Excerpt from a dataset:
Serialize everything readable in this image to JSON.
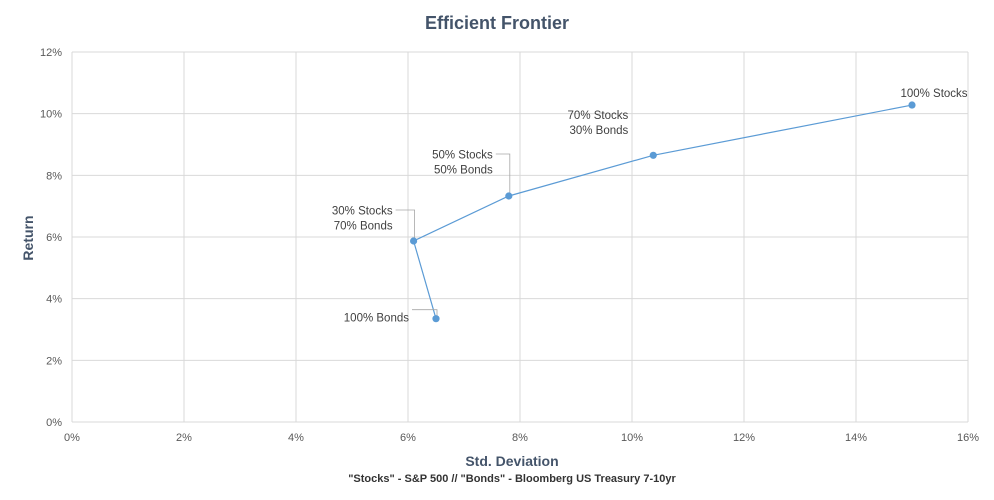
{
  "chart_data": {
    "type": "scatter",
    "title": "Efficient Frontier",
    "xlabel": "Std. Deviation",
    "ylabel": "Return",
    "note": "\"Stocks\" - S&P 500 // \"Bonds\" - Bloomberg  US Treasury 7-10yr",
    "xlim": [
      0,
      0.16
    ],
    "ylim": [
      0,
      0.12
    ],
    "xticks": [
      0,
      0.02,
      0.04,
      0.06,
      0.08,
      0.1,
      0.12,
      0.14,
      0.16
    ],
    "xtick_labels": [
      "0%",
      "2%",
      "4%",
      "6%",
      "8%",
      "10%",
      "12%",
      "14%",
      "16%"
    ],
    "yticks": [
      0,
      0.02,
      0.04,
      0.06,
      0.08,
      0.1,
      0.12
    ],
    "ytick_labels": [
      "0%",
      "2%",
      "4%",
      "6%",
      "8%",
      "10%",
      "12%"
    ],
    "grid": true,
    "legend": "none",
    "color": "#5B9BD5",
    "points": [
      {
        "x": 0.065,
        "y": 0.0335,
        "label": [
          "100% Bonds"
        ]
      },
      {
        "x": 0.061,
        "y": 0.0587,
        "label": [
          "30% Stocks",
          "70% Bonds"
        ]
      },
      {
        "x": 0.078,
        "y": 0.0733,
        "label": [
          "50% Stocks",
          "50% Bonds"
        ]
      },
      {
        "x": 0.1038,
        "y": 0.0865,
        "label": [
          "70% Stocks",
          "30% Bonds"
        ]
      },
      {
        "x": 0.15,
        "y": 0.1028,
        "label": [
          "100% Stocks"
        ]
      }
    ]
  }
}
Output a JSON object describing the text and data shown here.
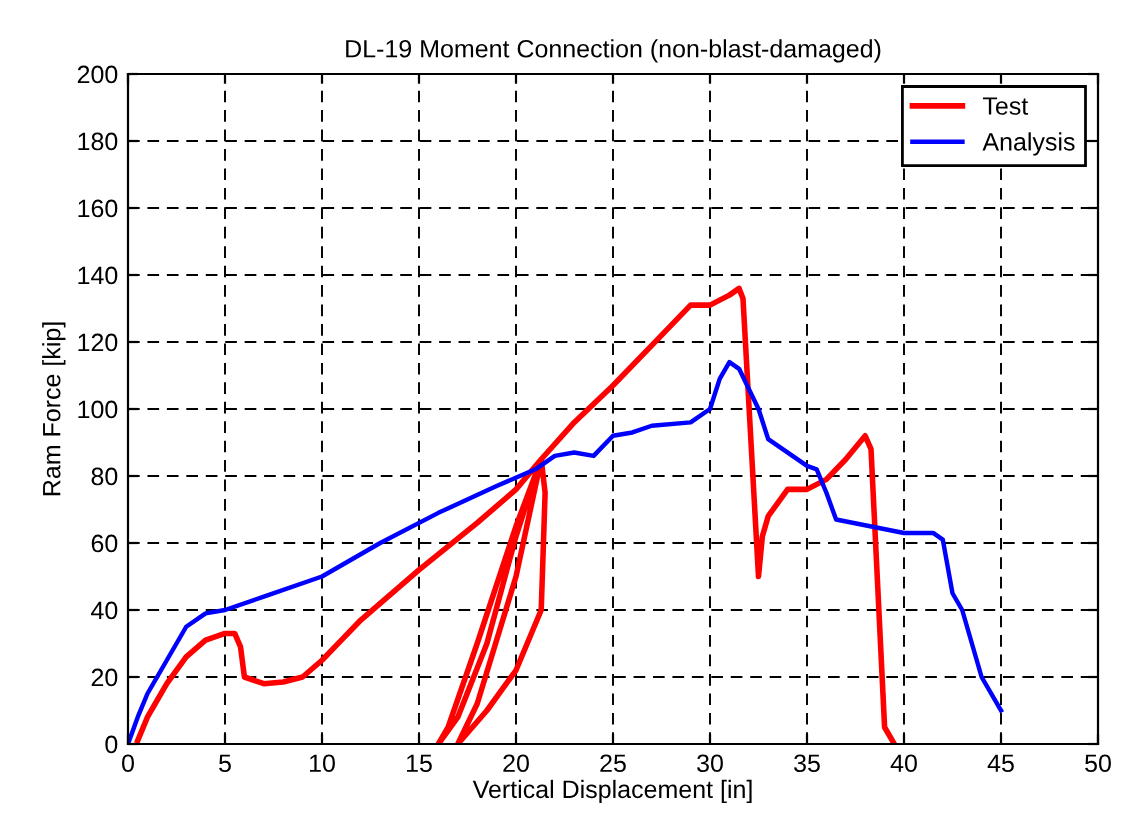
{
  "chart_data": {
    "type": "line",
    "title": "DL-19 Moment Connection (non-blast-damaged)",
    "xlabel": "Vertical Displacement [in]",
    "ylabel": "Ram Force [kip]",
    "xlim": [
      0,
      50
    ],
    "ylim": [
      0,
      200
    ],
    "xticks": [
      0,
      5,
      10,
      15,
      20,
      25,
      30,
      35,
      40,
      45,
      50
    ],
    "yticks": [
      0,
      20,
      40,
      60,
      80,
      100,
      120,
      140,
      160,
      180,
      200
    ],
    "grid": true,
    "legend": "top right",
    "line_style": "solid",
    "series": [
      {
        "name": "Test",
        "color": "#ff0000",
        "x": [
          0.5,
          1,
          2,
          3,
          4,
          5,
          5.5,
          5.8,
          6,
          7,
          8,
          9,
          10,
          11,
          12,
          13,
          15,
          18,
          20,
          21.3,
          21,
          20,
          18.5,
          17,
          16,
          16.5,
          18,
          20,
          21.3,
          21.5,
          21.3,
          20,
          18.5,
          17,
          18,
          20,
          21.3,
          23,
          25,
          27,
          29,
          30,
          31,
          31.5,
          31.7,
          32.5,
          32.7,
          33,
          34,
          35,
          36,
          37,
          38,
          38.3,
          39,
          39.5
        ],
        "values": [
          1,
          8,
          18,
          26,
          31,
          33,
          33,
          29,
          20,
          18,
          18.5,
          20,
          25,
          31,
          37,
          42,
          52,
          66,
          76,
          85,
          80,
          62,
          30,
          8,
          0,
          5,
          30,
          65,
          85,
          75,
          40,
          22,
          10,
          0,
          12,
          50,
          85,
          96,
          107,
          119,
          131,
          131,
          134,
          136,
          133,
          50,
          62,
          68,
          76,
          76,
          79,
          85,
          92,
          88,
          5,
          0
        ]
      },
      {
        "name": "Analysis",
        "color": "#0000ff",
        "x": [
          0,
          0.5,
          1,
          2,
          3,
          4,
          5,
          7,
          10,
          13,
          16,
          19,
          21,
          22,
          23,
          24,
          25,
          26,
          27,
          29,
          30,
          30.5,
          31,
          31.5,
          32.5,
          33,
          35,
          35.5,
          36,
          36.5,
          40,
          41.5,
          42,
          42.5,
          43,
          44,
          45
        ],
        "values": [
          0,
          8,
          15,
          25,
          35,
          39,
          40,
          44,
          50,
          60,
          69,
          77,
          82,
          86,
          87,
          86,
          92,
          93,
          95,
          96,
          100,
          109,
          114,
          112,
          100,
          91,
          83,
          82,
          75,
          67,
          63,
          63,
          61,
          45,
          40,
          20,
          10
        ]
      }
    ]
  }
}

What you are asked to do: Can you repeat every record above exactly, apart from the pictures?

Response for this exercise:
Serialize everything readable in this image to JSON.
{
  "chart_data": {
    "type": "scatter",
    "title": "Efficient Frontier",
    "xlabel": "Std. Deviation",
    "ylabel": "Return",
    "note": "\"Stocks\" - S&P 500 // \"Bonds\" - Bloomberg  US Treasury 7-10yr",
    "xlim": [
      0,
      0.16
    ],
    "ylim": [
      0,
      0.12
    ],
    "xticks": [
      0,
      0.02,
      0.04,
      0.06,
      0.08,
      0.1,
      0.12,
      0.14,
      0.16
    ],
    "xtick_labels": [
      "0%",
      "2%",
      "4%",
      "6%",
      "8%",
      "10%",
      "12%",
      "14%",
      "16%"
    ],
    "yticks": [
      0,
      0.02,
      0.04,
      0.06,
      0.08,
      0.1,
      0.12
    ],
    "ytick_labels": [
      "0%",
      "2%",
      "4%",
      "6%",
      "8%",
      "10%",
      "12%"
    ],
    "grid": true,
    "legend": "none",
    "color": "#5B9BD5",
    "points": [
      {
        "x": 0.065,
        "y": 0.0335,
        "label": [
          "100% Bonds"
        ]
      },
      {
        "x": 0.061,
        "y": 0.0587,
        "label": [
          "30% Stocks",
          "70% Bonds"
        ]
      },
      {
        "x": 0.078,
        "y": 0.0733,
        "label": [
          "50% Stocks",
          "50% Bonds"
        ]
      },
      {
        "x": 0.1038,
        "y": 0.0865,
        "label": [
          "70% Stocks",
          "30% Bonds"
        ]
      },
      {
        "x": 0.15,
        "y": 0.1028,
        "label": [
          "100% Stocks"
        ]
      }
    ]
  }
}
Output a JSON object describing the text and data shown here.
{
  "chart_data": {
    "type": "line",
    "title": "DL-19 Moment Connection (non-blast-damaged)",
    "xlabel": "Vertical Displacement [in]",
    "ylabel": "Ram Force [kip]",
    "xlim": [
      0,
      50
    ],
    "ylim": [
      0,
      200
    ],
    "xticks": [
      0,
      5,
      10,
      15,
      20,
      25,
      30,
      35,
      40,
      45,
      50
    ],
    "yticks": [
      0,
      20,
      40,
      60,
      80,
      100,
      120,
      140,
      160,
      180,
      200
    ],
    "grid": true,
    "legend": "top right",
    "line_style": "solid",
    "series": [
      {
        "name": "Test",
        "color": "#ff0000",
        "x": [
          0.5,
          1,
          2,
          3,
          4,
          5,
          5.5,
          5.8,
          6,
          7,
          8,
          9,
          10,
          11,
          12,
          13,
          15,
          18,
          20,
          21.3,
          21,
          20,
          18.5,
          17,
          16,
          16.5,
          18,
          20,
          21.3,
          21.5,
          21.3,
          20,
          18.5,
          17,
          18,
          20,
          21.3,
          23,
          25,
          27,
          29,
          30,
          31,
          31.5,
          31.7,
          32.5,
          32.7,
          33,
          34,
          35,
          36,
          37,
          38,
          38.3,
          39,
          39.5
        ],
        "values": [
          1,
          8,
          18,
          26,
          31,
          33,
          33,
          29,
          20,
          18,
          18.5,
          20,
          25,
          31,
          37,
          42,
          52,
          66,
          76,
          85,
          80,
          62,
          30,
          8,
          0,
          5,
          30,
          65,
          85,
          75,
          40,
          22,
          10,
          0,
          12,
          50,
          85,
          96,
          107,
          119,
          131,
          131,
          134,
          136,
          133,
          50,
          62,
          68,
          76,
          76,
          79,
          85,
          92,
          88,
          5,
          0
        ]
      },
      {
        "name": "Analysis",
        "color": "#0000ff",
        "x": [
          0,
          0.5,
          1,
          2,
          3,
          4,
          5,
          7,
          10,
          13,
          16,
          19,
          21,
          22,
          23,
          24,
          25,
          26,
          27,
          29,
          30,
          30.5,
          31,
          31.5,
          32.5,
          33,
          35,
          35.5,
          36,
          36.5,
          40,
          41.5,
          42,
          42.5,
          43,
          44,
          45
        ],
        "values": [
          0,
          8,
          15,
          25,
          35,
          39,
          40,
          44,
          50,
          60,
          69,
          77,
          82,
          86,
          87,
          86,
          92,
          93,
          95,
          96,
          100,
          109,
          114,
          112,
          100,
          91,
          83,
          82,
          75,
          67,
          63,
          63,
          61,
          45,
          40,
          20,
          10
        ]
      }
    ]
  }
}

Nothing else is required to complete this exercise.